Extracted data entries
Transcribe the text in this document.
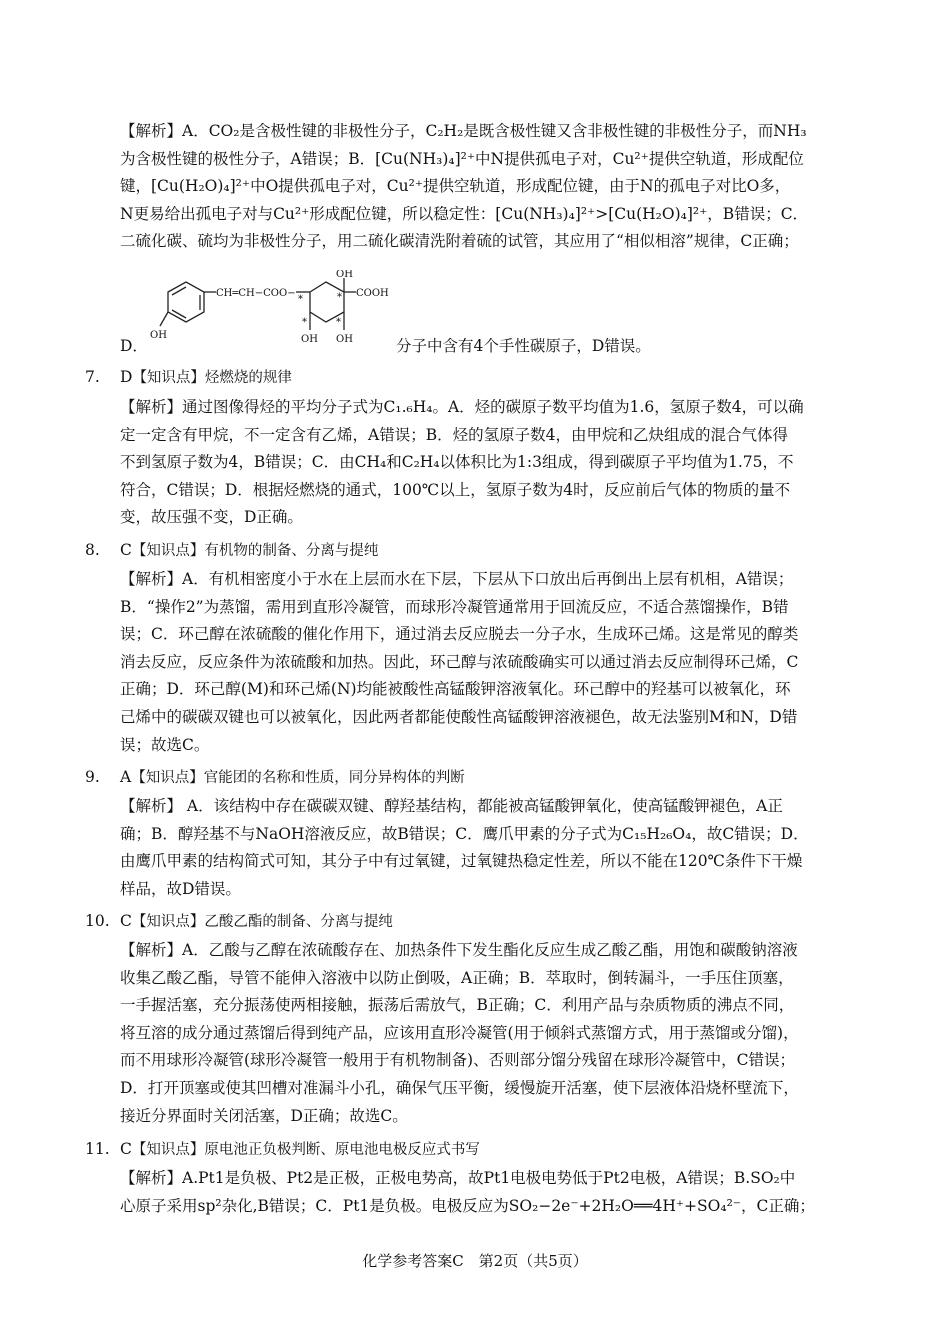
【解析】A．CO₂是含极性键的非极性分子，C₂H₂是既含极性键又含非极性键的非极性分子，而NH₃
为含极性键的极性分子，A错误；B．[Cu(NH₃)₄]²⁺中N提供孤电子对，Cu²⁺提供空轨道，形成配位
键，[Cu(H₂O)₄]²⁺中O提供孤电子对，Cu²⁺提供空轨道，形成配位键，由于N的孤电子对比O多，
N更易给出孤电子对与Cu²⁺形成配位键，所以稳定性：[Cu(NH₃)₄]²⁺>[Cu(H₂O)₄]²⁺，B错误；C．
二硫化碳、硫均为非极性分子，用二硫化碳清洗附着硫的试管，其应用了“相似相溶”规律，C正确；
D．
OH
COOH
OH	OH OH
CH═CH−COO−
*	*
*	*
分子中含有4个手性碳原子，D错误。
7. D【知识点】烃燃烧的规律
【解析】通过图像得烃的平均分子式为C₁.₆H₄。A．烃的碳原子数平均值为1.6，氢原子数4，可以确
定一定含有甲烷，不一定含有乙烯，A错误；B．烃的氢原子数4，由甲烷和乙炔组成的混合气体得
不到氢原子数为4，B错误；C．由CH₄和C₂H₄以体积比为1:3组成，得到碳原子平均值为1.75，不
符合，C错误；D．根据烃燃烧的通式，100℃以上，氢原子数为4时，反应前后气体的物质的量不
变，故压强不变，D正确。
8. C【知识点】有机物的制备、分离与提纯
【解析】A．有机相密度小于水在上层而水在下层，下层从下口放出后再倒出上层有机相，A错误；
B．“操作2”为蒸馏，需用到直形冷凝管，而球形冷凝管通常用于回流反应，不适合蒸馏操作，B错
误；C．环己醇在浓硫酸的催化作用下，通过消去反应脱去一分子水，生成环己烯。这是常见的醇类
消去反应，反应条件为浓硫酸和加热。因此，环己醇与浓硫酸确实可以通过消去反应制得环己烯，C
正确；D．环己醇(M)和环己烯(N)均能被酸性高锰酸钾溶液氧化。环己醇中的羟基可以被氧化，环
己烯中的碳碳双键也可以被氧化，因此两者都能使酸性高锰酸钾溶液褪色，故无法鉴别M和N，D错
误；故选C。
9. A【知识点】官能团的名称和性质，同分异构体的判断
【解析】 A．该结构中存在碳碳双键、醇羟基结构，都能被高锰酸钾氧化，使高锰酸钾褪色，A正
确；B．醇羟基不与NaOH溶液反应，故B错误；C．鹰爪甲素的分子式为C₁₅H₂₆O₄，故C错误；D．
由鹰爪甲素的结构简式可知，其分子中有过氧键，过氧键热稳定性差，所以不能在120℃条件下干燥
样品，故D错误。
10. C【知识点】乙酸乙酯的制备、分离与提纯
【解析】A．乙酸与乙醇在浓硫酸存在、加热条件下发生酯化反应生成乙酸乙酯，用饱和碳酸钠溶液
收集乙酸乙酯，导管不能伸入溶液中以防止倒吸，A正确；B．萃取时，倒转漏斗，一手压住顶塞，
一手握活塞，充分振荡使两相接触，振荡后需放气，B正确；C．利用产品与杂质物质的沸点不同，
将互溶的成分通过蒸馏后得到纯产品，应该用直形冷凝管(用于倾斜式蒸馏方式，用于蒸馏或分馏)，
而不用球形冷凝管(球形冷凝管一般用于有机物制备)、否则部分馏分残留在球形冷凝管中，C错误；
D．打开顶塞或使其凹槽对准漏斗小孔，确保气压平衡，缓慢旋开活塞，使下层液体沿烧杯壁流下，
接近分界面时关闭活塞，D正确；故选C。
11. C【知识点】原电池正负极判断、原电池电极反应式书写
【解析】A.Pt1是负极、Pt2是正极，正极电势高，故Pt1电极电势低于Pt2电极，A错误；B.SO₂中
心原子采用sp²杂化,B错误；C．Pt1是负极。电极反应为SO₂−2e⁻+2H₂O══4H⁺+SO₄²⁻，C正确；
化学参考答案C　第2页（共5页）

- [Do this]
What is the number of lines in the data that hold the word "分离与提纯"? Reply with that number and nothing else.

- [Completed task]
2